Set each entry down verbatim, omitting images.

— Start of Records —

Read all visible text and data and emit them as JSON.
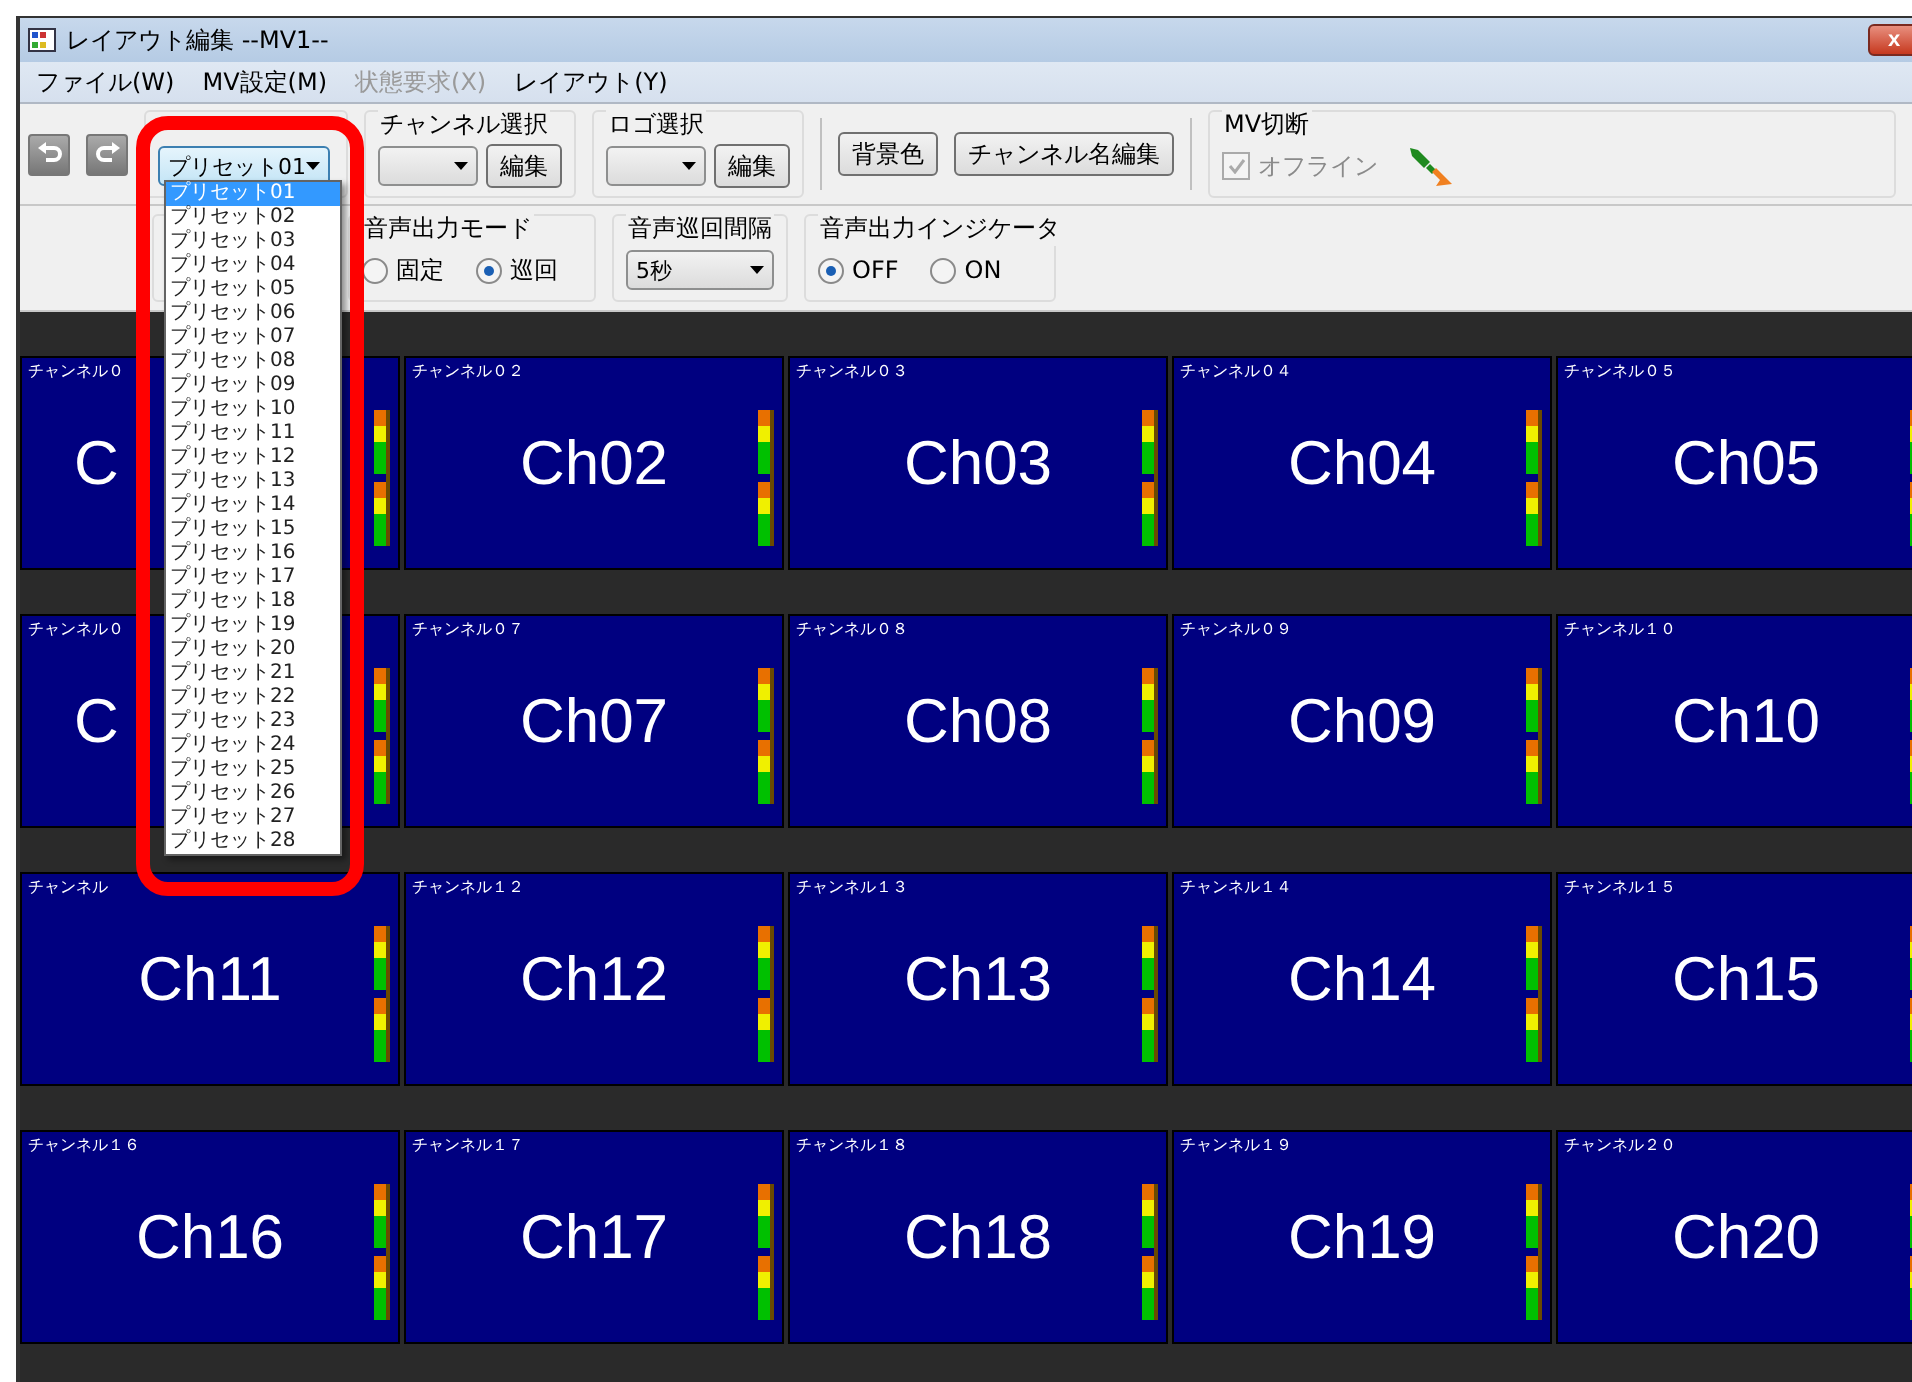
{
  "window": {
    "title": "レイアウト編集 --MV1--",
    "close": "x"
  },
  "menu": [
    {
      "label": "ファイル(W)",
      "disabled": false
    },
    {
      "label": "MV設定(M)",
      "disabled": false
    },
    {
      "label": "状態要求(X)",
      "disabled": true
    },
    {
      "label": "レイアウト(Y)",
      "disabled": false
    }
  ],
  "toolbar": {
    "preset": {
      "value": "プリセット01",
      "expanded": true,
      "options": [
        {
          "label": "プリセット01",
          "selected": true
        },
        {
          "label": "プリセット02",
          "selected": false
        },
        {
          "label": "プリセット03",
          "selected": false
        },
        {
          "label": "プリセット04",
          "selected": false
        },
        {
          "label": "プリセット05",
          "selected": false
        },
        {
          "label": "プリセット06",
          "selected": false
        },
        {
          "label": "プリセット07",
          "selected": false
        },
        {
          "label": "プリセット08",
          "selected": false
        },
        {
          "label": "プリセット09",
          "selected": false
        },
        {
          "label": "プリセット10",
          "selected": false
        },
        {
          "label": "プリセット11",
          "selected": false
        },
        {
          "label": "プリセット12",
          "selected": false
        },
        {
          "label": "プリセット13",
          "selected": false
        },
        {
          "label": "プリセット14",
          "selected": false
        },
        {
          "label": "プリセット15",
          "selected": false
        },
        {
          "label": "プリセット16",
          "selected": false
        },
        {
          "label": "プリセット17",
          "selected": false
        },
        {
          "label": "プリセット18",
          "selected": false
        },
        {
          "label": "プリセット19",
          "selected": false
        },
        {
          "label": "プリセット20",
          "selected": false
        },
        {
          "label": "プリセット21",
          "selected": false
        },
        {
          "label": "プリセット22",
          "selected": false
        },
        {
          "label": "プリセット23",
          "selected": false
        },
        {
          "label": "プリセット24",
          "selected": false
        },
        {
          "label": "プリセット25",
          "selected": false
        },
        {
          "label": "プリセット26",
          "selected": false
        },
        {
          "label": "プリセット27",
          "selected": false
        },
        {
          "label": "プリセット28",
          "selected": false
        }
      ]
    },
    "selectors": [
      {
        "title": "チャンネル選択",
        "button": "編集"
      },
      {
        "title": "ロゴ選択",
        "button": "編集"
      }
    ],
    "buttons": [
      "背景色",
      "チャンネル名編集"
    ],
    "mv_disconnect": {
      "title": "MV切断",
      "label": "オフライン",
      "checked": true,
      "disabled": true
    }
  },
  "toolbar2": {
    "audio_mode": {
      "title": "音声出力モード",
      "options": [
        {
          "label": "固定",
          "selected": false
        },
        {
          "label": "巡回",
          "selected": true
        }
      ]
    },
    "audio_interval": {
      "title": "音声巡回間隔",
      "value": "5秒"
    },
    "audio_indicator": {
      "title": "音声出力インジケータ",
      "options": [
        {
          "label": "OFF",
          "selected": true
        },
        {
          "label": "ON",
          "selected": false
        }
      ]
    }
  },
  "tiles": [
    {
      "label": "チャンネル０",
      "name": "C",
      "kind": "partial"
    },
    {
      "label": "チャンネル０２",
      "name": "Ch02"
    },
    {
      "label": "チャンネル０３",
      "name": "Ch03"
    },
    {
      "label": "チャンネル０４",
      "name": "Ch04"
    },
    {
      "label": "チャンネル０５",
      "name": "Ch05"
    },
    {
      "label": "チャンネル０",
      "name": "C",
      "kind": "partial"
    },
    {
      "label": "チャンネル０７",
      "name": "Ch07"
    },
    {
      "label": "チャンネル０８",
      "name": "Ch08"
    },
    {
      "label": "チャンネル０９",
      "name": "Ch09"
    },
    {
      "label": "チャンネル１０",
      "name": "Ch10"
    },
    {
      "label": "チャンネル",
      "name": "Ch11"
    },
    {
      "label": "チャンネル１２",
      "name": "Ch12"
    },
    {
      "label": "チャンネル１３",
      "name": "Ch13"
    },
    {
      "label": "チャンネル１４",
      "name": "Ch14"
    },
    {
      "label": "チャンネル１５",
      "name": "Ch15"
    },
    {
      "label": "チャンネル１６",
      "name": "Ch16"
    },
    {
      "label": "チャンネル１７",
      "name": "Ch17"
    },
    {
      "label": "チャンネル１８",
      "name": "Ch18"
    },
    {
      "label": "チャンネル１９",
      "name": "Ch19"
    },
    {
      "label": "チャンネル２０",
      "name": "Ch20"
    }
  ]
}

— End of Records —

### Finished answer
Read all visible text and data and emit them as JSON.
{
  "window": {
    "title": "レイアウト編集 --MV1--",
    "close": "x"
  },
  "menu": [
    {
      "label": "ファイル(W)",
      "disabled": false
    },
    {
      "label": "MV設定(M)",
      "disabled": false
    },
    {
      "label": "状態要求(X)",
      "disabled": true
    },
    {
      "label": "レイアウト(Y)",
      "disabled": false
    }
  ],
  "toolbar": {
    "preset": {
      "value": "プリセット01",
      "expanded": true,
      "options": [
        {
          "label": "プリセット01",
          "selected": true
        },
        {
          "label": "プリセット02",
          "selected": false
        },
        {
          "label": "プリセット03",
          "selected": false
        },
        {
          "label": "プリセット04",
          "selected": false
        },
        {
          "label": "プリセット05",
          "selected": false
        },
        {
          "label": "プリセット06",
          "selected": false
        },
        {
          "label": "プリセット07",
          "selected": false
        },
        {
          "label": "プリセット08",
          "selected": false
        },
        {
          "label": "プリセット09",
          "selected": false
        },
        {
          "label": "プリセット10",
          "selected": false
        },
        {
          "label": "プリセット11",
          "selected": false
        },
        {
          "label": "プリセット12",
          "selected": false
        },
        {
          "label": "プリセット13",
          "selected": false
        },
        {
          "label": "プリセット14",
          "selected": false
        },
        {
          "label": "プリセット15",
          "selected": false
        },
        {
          "label": "プリセット16",
          "selected": false
        },
        {
          "label": "プリセット17",
          "selected": false
        },
        {
          "label": "プリセット18",
          "selected": false
        },
        {
          "label": "プリセット19",
          "selected": false
        },
        {
          "label": "プリセット20",
          "selected": false
        },
        {
          "label": "プリセット21",
          "selected": false
        },
        {
          "label": "プリセット22",
          "selected": false
        },
        {
          "label": "プリセット23",
          "selected": false
        },
        {
          "label": "プリセット24",
          "selected": false
        },
        {
          "label": "プリセット25",
          "selected": false
        },
        {
          "label": "プリセット26",
          "selected": false
        },
        {
          "label": "プリセット27",
          "selected": false
        },
        {
          "label": "プリセット28",
          "selected": false
        }
      ]
    },
    "selectors": [
      {
        "title": "チャンネル選択",
        "button": "編集"
      },
      {
        "title": "ロゴ選択",
        "button": "編集"
      }
    ],
    "buttons": [
      "背景色",
      "チャンネル名編集"
    ],
    "mv_disconnect": {
      "title": "MV切断",
      "label": "オフライン",
      "checked": true,
      "disabled": true
    }
  },
  "toolbar2": {
    "audio_mode": {
      "title": "音声出力モード",
      "options": [
        {
          "label": "固定",
          "selected": false
        },
        {
          "label": "巡回",
          "selected": true
        }
      ]
    },
    "audio_interval": {
      "title": "音声巡回間隔",
      "value": "5秒"
    },
    "audio_indicator": {
      "title": "音声出力インジケータ",
      "options": [
        {
          "label": "OFF",
          "selected": true
        },
        {
          "label": "ON",
          "selected": false
        }
      ]
    }
  },
  "tiles": [
    {
      "label": "チャンネル０",
      "name": "C",
      "kind": "partial"
    },
    {
      "label": "チャンネル０２",
      "name": "Ch02"
    },
    {
      "label": "チャンネル０３",
      "name": "Ch03"
    },
    {
      "label": "チャンネル０４",
      "name": "Ch04"
    },
    {
      "label": "チャンネル０５",
      "name": "Ch05"
    },
    {
      "label": "チャンネル０",
      "name": "C",
      "kind": "partial"
    },
    {
      "label": "チャンネル０７",
      "name": "Ch07"
    },
    {
      "label": "チャンネル０８",
      "name": "Ch08"
    },
    {
      "label": "チャンネル０９",
      "name": "Ch09"
    },
    {
      "label": "チャンネル１０",
      "name": "Ch10"
    },
    {
      "label": "チャンネル",
      "name": "Ch11"
    },
    {
      "label": "チャンネル１２",
      "name": "Ch12"
    },
    {
      "label": "チャンネル１３",
      "name": "Ch13"
    },
    {
      "label": "チャンネル１４",
      "name": "Ch14"
    },
    {
      "label": "チャンネル１５",
      "name": "Ch15"
    },
    {
      "label": "チャンネル１６",
      "name": "Ch16"
    },
    {
      "label": "チャンネル１７",
      "name": "Ch17"
    },
    {
      "label": "チャンネル１８",
      "name": "Ch18"
    },
    {
      "label": "チャンネル１９",
      "name": "Ch19"
    },
    {
      "label": "チャンネル２０",
      "name": "Ch20"
    }
  ]
}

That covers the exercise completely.